-- start Provided records --

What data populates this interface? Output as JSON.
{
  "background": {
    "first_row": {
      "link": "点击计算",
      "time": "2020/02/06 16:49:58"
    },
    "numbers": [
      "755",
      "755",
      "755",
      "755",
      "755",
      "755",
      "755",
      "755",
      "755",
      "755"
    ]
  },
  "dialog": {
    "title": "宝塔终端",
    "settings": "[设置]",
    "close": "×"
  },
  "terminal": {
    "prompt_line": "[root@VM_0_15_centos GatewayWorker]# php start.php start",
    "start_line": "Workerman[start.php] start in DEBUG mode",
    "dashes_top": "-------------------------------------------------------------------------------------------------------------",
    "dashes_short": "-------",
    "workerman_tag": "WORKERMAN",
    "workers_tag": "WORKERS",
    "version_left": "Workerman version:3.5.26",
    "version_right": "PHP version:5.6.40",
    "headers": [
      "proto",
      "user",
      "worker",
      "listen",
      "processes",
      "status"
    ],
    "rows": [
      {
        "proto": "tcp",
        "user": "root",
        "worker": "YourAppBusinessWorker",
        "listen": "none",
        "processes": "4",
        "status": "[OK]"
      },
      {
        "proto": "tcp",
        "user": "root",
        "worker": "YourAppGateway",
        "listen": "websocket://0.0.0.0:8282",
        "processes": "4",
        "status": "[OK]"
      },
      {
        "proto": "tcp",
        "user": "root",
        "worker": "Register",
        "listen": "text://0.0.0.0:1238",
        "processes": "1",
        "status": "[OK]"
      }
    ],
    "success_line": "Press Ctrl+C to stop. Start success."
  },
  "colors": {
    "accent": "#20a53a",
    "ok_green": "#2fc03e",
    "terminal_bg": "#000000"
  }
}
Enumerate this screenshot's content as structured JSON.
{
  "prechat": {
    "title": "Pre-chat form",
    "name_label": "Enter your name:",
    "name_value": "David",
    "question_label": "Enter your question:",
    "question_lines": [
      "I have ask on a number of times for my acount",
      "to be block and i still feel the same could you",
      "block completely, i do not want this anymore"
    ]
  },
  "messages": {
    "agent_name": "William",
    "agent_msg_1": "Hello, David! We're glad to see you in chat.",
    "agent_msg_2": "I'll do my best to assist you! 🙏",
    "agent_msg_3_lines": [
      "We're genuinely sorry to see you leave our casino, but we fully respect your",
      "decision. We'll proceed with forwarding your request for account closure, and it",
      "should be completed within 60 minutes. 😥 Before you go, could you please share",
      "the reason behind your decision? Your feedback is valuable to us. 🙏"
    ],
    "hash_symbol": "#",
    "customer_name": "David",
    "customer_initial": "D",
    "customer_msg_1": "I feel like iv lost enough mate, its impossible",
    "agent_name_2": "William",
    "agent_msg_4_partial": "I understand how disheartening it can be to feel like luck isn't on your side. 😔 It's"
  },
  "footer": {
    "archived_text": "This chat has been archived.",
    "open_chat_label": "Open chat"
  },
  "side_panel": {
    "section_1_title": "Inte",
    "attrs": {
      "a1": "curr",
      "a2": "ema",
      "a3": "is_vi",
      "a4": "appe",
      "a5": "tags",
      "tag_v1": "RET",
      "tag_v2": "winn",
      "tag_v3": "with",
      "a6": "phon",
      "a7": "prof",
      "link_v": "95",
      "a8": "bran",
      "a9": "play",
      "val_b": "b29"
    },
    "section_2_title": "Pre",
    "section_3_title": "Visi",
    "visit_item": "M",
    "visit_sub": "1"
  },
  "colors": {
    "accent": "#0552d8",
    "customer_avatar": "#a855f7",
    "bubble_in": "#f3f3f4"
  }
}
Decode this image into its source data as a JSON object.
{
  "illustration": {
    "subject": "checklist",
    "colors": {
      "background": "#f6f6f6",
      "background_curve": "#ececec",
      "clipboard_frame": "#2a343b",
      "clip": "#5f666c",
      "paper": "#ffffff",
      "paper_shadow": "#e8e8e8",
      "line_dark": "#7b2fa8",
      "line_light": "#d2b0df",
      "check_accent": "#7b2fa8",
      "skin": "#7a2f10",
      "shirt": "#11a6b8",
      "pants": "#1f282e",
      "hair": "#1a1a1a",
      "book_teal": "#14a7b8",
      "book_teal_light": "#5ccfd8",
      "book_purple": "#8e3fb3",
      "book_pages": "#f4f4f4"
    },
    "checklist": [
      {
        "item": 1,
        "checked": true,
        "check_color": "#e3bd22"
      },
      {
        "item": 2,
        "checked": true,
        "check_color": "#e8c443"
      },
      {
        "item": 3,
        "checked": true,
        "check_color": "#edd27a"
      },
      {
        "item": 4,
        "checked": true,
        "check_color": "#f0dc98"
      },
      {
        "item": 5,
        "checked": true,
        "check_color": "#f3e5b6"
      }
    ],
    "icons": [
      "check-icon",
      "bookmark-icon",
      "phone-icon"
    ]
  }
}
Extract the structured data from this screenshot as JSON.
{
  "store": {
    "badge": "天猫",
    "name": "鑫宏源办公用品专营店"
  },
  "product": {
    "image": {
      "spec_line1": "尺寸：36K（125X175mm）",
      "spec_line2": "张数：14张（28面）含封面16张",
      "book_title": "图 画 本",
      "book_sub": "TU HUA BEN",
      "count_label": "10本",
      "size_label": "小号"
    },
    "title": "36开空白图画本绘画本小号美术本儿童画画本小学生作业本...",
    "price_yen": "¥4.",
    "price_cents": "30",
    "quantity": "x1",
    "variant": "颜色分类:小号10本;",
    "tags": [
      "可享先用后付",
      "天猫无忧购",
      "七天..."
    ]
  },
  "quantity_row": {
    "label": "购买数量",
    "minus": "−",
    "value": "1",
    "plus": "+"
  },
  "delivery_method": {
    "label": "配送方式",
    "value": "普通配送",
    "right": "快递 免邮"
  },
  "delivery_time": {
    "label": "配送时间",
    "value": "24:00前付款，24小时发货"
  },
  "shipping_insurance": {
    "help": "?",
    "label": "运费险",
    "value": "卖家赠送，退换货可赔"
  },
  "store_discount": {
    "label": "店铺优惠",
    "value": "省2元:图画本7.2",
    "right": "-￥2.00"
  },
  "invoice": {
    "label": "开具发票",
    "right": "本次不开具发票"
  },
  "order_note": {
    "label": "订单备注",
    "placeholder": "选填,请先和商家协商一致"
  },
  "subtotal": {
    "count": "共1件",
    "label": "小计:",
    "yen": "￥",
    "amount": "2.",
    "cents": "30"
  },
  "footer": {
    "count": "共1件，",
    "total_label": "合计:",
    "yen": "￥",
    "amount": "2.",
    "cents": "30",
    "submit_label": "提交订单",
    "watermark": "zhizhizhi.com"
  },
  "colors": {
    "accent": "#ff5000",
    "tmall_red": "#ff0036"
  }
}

-- end Provided records --

● What is being asked: Return the lines above, from the one containing "Extract the structured" to the end, exactly as they stand.

● Task result:
Extract the structured data from this screenshot as JSON.
{
  "store": {
    "badge": "天猫",
    "name": "鑫宏源办公用品专营店"
  },
  "product": {
    "image": {
      "spec_line1": "尺寸：36K（125X175mm）",
      "spec_line2": "张数：14张（28面）含封面16张",
      "book_title": "图 画 本",
      "book_sub": "TU HUA BEN",
      "count_label": "10本",
      "size_label": "小号"
    },
    "title": "36开空白图画本绘画本小号美术本儿童画画本小学生作业本...",
    "price_yen": "¥4.",
    "price_cents": "30",
    "quantity": "x1",
    "variant": "颜色分类:小号10本;",
    "tags": [
      "可享先用后付",
      "天猫无忧购",
      "七天..."
    ]
  },
  "quantity_row": {
    "label": "购买数量",
    "minus": "−",
    "value": "1",
    "plus": "+"
  },
  "delivery_method": {
    "label": "配送方式",
    "value": "普通配送",
    "right": "快递 免邮"
  },
  "delivery_time": {
    "label": "配送时间",
    "value": "24:00前付款，24小时发货"
  },
  "shipping_insurance": {
    "help": "?",
    "label": "运费险",
    "value": "卖家赠送，退换货可赔"
  },
  "store_discount": {
    "label": "店铺优惠",
    "value": "省2元:图画本7.2",
    "right": "-￥2.00"
  },
  "invoice": {
    "label": "开具发票",
    "right": "本次不开具发票"
  },
  "order_note": {
    "label": "订单备注",
    "placeholder": "选填,请先和商家协商一致"
  },
  "subtotal": {
    "count": "共1件",
    "label": "小计:",
    "yen": "￥",
    "amount": "2.",
    "cents": "30"
  },
  "footer": {
    "count": "共1件，",
    "total_label": "合计:",
    "yen": "￥",
    "amount": "2.",
    "cents": "30",
    "submit_label": "提交订单",
    "watermark": "zhizhizhi.com"
  },
  "colors": {
    "accent": "#ff5000",
    "tmall_red": "#ff0036"
  }
}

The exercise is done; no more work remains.